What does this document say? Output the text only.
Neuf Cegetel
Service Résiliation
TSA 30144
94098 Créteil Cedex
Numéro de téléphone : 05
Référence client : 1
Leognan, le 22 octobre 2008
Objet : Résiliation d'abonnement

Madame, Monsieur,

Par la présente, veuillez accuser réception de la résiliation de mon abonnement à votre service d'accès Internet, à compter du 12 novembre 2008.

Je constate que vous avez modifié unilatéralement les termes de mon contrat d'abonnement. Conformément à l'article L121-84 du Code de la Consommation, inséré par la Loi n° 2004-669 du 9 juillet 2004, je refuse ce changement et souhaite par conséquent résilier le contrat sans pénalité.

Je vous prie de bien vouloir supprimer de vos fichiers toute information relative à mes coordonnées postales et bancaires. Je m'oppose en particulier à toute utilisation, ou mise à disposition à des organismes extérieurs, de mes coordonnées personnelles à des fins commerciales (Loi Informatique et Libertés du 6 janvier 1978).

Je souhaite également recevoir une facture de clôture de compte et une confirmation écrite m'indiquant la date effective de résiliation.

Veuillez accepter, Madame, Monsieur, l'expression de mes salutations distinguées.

========================================

▶ GOAL:
Extract the complete data, matching each line exactly.

▶ REPLY TO THE EXERCISE:
What does this document say? Output the text only.
Neuf Cegetel
Service Résiliation
TSA 30144
94098 Créteil Cedex
Numéro de téléphone : 05
Référence client : 1
Leognan, le 22 octobre 2008
Objet : Résiliation d'abonnement

Madame, Monsieur,

Par la présente, veuillez accuser réception de la résiliation de mon abonnement à votre service d'accès Internet, à compter du 12 novembre 2008.

Je constate que vous avez modifié unilatéralement les termes de mon contrat d'abonnement. Conformément à l'article L121-84 du Code de la Consommation, inséré par la Loi n° 2004-669 du 9 juillet 2004, je refuse ce changement et souhaite par conséquent résilier le contrat sans pénalité.

Je vous prie de bien vouloir supprimer de vos fichiers toute information relative à mes coordonnées postales et bancaires. Je m'oppose en particulier à toute utilisation, ou mise à disposition à des organismes extérieurs, de mes coordonnées personnelles à des fins commerciales (Loi Informatique et Libertés du 6 janvier 1978).

Je souhaite également recevoir une facture de clôture de compte et une confirmation écrite m'indiquant la date effective de résiliation.

Veuillez accepter, Madame, Monsieur, l'expression de mes salutations distinguées.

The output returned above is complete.